● Challenge A
Can you shorten the paragraph in the pudding recipes that begins "Creamy, thick, can be super intense" into a brief list that keeps its main facts?
● Challenge B
Filter the records down to the lines containing the string "forte", and copy each of those lines in full.

● Extracted text
************

Thursday, January 10, 2013

Vanilla Pudding

Thick enough to pipe and hold its shape, though I haven't tested how long it will hold its shape unsupported. Use as filling for cupcakes/ layers or served in a bowl when lightened with a touch of whipped cream.


500ml milk
160g sugar
1/2 tsp salt
3 egg yolks
13.5 g cornstarch
30g flour
1/2 vanilla bean/ 1 tbsp vanilla essence
50g butter

same procedure as standard pastry cream.

Double Chocolate Pudding

Creamy, thick, can be super intense if made with bittersweet chocolate or mild if made with milk chocolate. Works well as cupcake/ cake filling or just by itself, in a bowl. Adapted from Martha Stewarts recipe of the same name.

************

● Spatial layout data
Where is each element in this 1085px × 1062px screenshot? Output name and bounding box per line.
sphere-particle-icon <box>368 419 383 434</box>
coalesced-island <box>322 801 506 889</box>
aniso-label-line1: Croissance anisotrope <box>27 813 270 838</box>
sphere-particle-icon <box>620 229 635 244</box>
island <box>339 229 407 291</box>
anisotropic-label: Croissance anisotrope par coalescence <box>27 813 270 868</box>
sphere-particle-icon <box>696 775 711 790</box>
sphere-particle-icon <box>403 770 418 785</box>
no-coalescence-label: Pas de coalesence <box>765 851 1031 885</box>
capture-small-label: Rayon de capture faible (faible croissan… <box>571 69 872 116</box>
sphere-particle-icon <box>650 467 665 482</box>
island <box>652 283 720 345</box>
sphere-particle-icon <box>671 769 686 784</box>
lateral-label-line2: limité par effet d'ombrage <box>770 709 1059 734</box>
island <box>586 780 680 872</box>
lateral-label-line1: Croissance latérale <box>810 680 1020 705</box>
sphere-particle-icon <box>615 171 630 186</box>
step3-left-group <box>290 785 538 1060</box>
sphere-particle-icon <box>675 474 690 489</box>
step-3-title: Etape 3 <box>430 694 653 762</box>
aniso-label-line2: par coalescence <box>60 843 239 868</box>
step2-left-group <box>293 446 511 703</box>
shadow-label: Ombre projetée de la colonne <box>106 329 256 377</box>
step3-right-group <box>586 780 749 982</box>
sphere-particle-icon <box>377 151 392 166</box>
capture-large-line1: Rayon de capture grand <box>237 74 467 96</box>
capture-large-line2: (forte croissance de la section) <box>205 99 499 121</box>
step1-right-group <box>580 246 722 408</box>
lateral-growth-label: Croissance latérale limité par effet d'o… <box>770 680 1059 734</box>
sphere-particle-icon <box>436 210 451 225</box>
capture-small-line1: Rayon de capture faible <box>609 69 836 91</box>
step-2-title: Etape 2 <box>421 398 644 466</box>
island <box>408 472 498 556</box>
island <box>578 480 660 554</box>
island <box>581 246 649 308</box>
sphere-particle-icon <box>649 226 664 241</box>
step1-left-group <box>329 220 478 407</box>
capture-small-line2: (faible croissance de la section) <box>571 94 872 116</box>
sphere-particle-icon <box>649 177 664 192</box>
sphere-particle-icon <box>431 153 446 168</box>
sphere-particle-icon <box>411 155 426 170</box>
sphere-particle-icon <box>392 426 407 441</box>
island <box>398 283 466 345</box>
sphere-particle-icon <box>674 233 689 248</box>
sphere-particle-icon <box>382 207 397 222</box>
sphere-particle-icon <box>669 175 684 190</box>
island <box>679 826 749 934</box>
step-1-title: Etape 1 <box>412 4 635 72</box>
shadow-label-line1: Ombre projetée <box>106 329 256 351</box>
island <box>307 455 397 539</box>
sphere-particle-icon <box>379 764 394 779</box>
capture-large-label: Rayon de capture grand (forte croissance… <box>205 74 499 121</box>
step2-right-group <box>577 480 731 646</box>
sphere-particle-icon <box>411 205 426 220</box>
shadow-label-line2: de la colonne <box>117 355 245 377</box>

************

● Reply A
- Creamy and thick
- Very intense with bittersweet chocolate, mild with milk chocolate
- Works as a cupcake or cake filling, or on its own in a bowl
- Adapted from Martha Stewart's recipe of the same name

● Reply B
capture-large-line2: (forte croissance de la section) <box>205 99 499 121</box>
capture-large-label: Rayon de capture grand (forte croissance… <box>205 74 499 121</box>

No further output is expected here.